Tuesday, February 9, 2016

Romans 13:11-14: The Really Super Bowl

Presented to 614 Regent Park Toronto, 07 February 2016
Presented to Swift Current Corps, 16 August 2009
Presented to Nipawin and Tisdale Corps, 02 December 2007

This is the 2016 Toronto Text.


Today is Superbowl Sunday. It is a big deal here and most places. In Saskatchewan – where we lived for 10 years – there is a more important football event; do you know what that is? (The Grey Cup) Our first year in Saskatchewan … something happened that had a profound effect on the whole province…Saskatchewan won the Grey Cup. This was exciting.

We we responsible two churches in those days: One in a town called Nipawin, where we lived, and another down the highway in Tisdale. The game started as we were finishing up our church service in Tisdale and driving back to Nipawin. On the way home in the car, when I turned on the radio, the other team was up 3-0. (It was neat though as we were driving the highway between these two small Saskatchewan towns because every farm house you passed you could see had the game on the TV.) The other team then went up 10-0. I had faith, though that the victory all of Saskatchewan had been waiting for for 18 years was finally coming and –as history has since recorded now my faith, my hope was not in vain. The cup returned to Saskatchewan.

I got back to Nipawin to see the end of the game and something struck me in the last couple of moments of the football game, right after an interception near the end of the game, you could see the anticipation as the cameramen zoomed in on the Saskatchewan players’ faces. They knew the game had been won already but it wasn’t over yet. The game had been won, they wanted to celebrate but it wasn’t over yet. The game had been won already and it took everything for the coach to keep the players on the sideline and staff off the field because the game wasn’t over yet. They knew that it had been won but the game wasn’t over yet. The anticipation was written on the Riders’ faces as they knew that the game had been won but it wasn’t over yet….

* [Supplied information]:
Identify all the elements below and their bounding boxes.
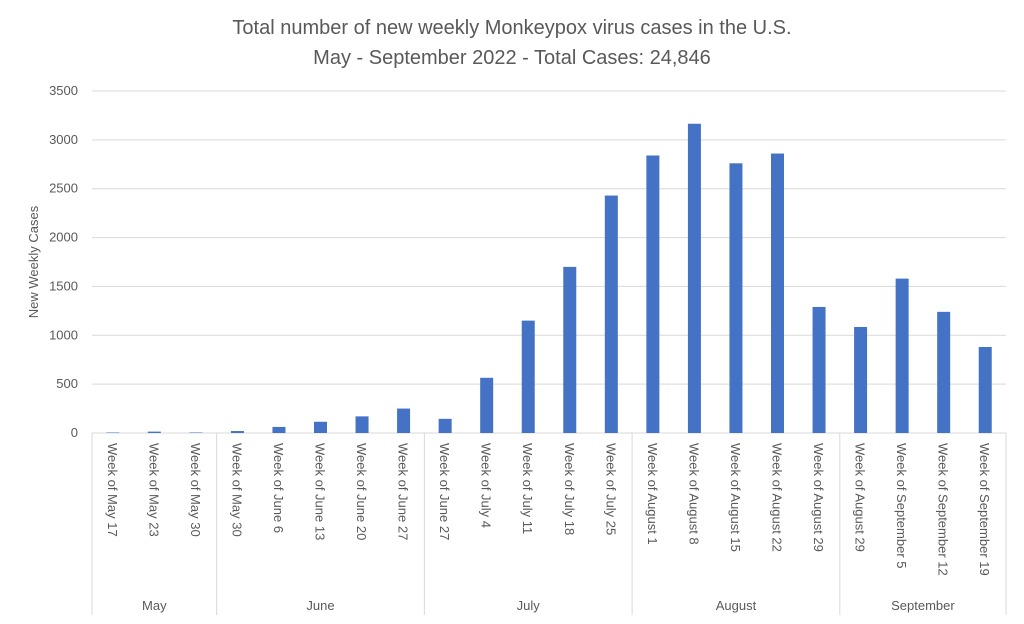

* [Short problem]: List every place the sermon post says it was presented to, with the date given for each.

* [Full answer]:
- 614 Regent Park Toronto, 07 February 2016
- Swift Current Corps, 16 August 2009
- Nipawin and Tisdale Corps, 02 December 2007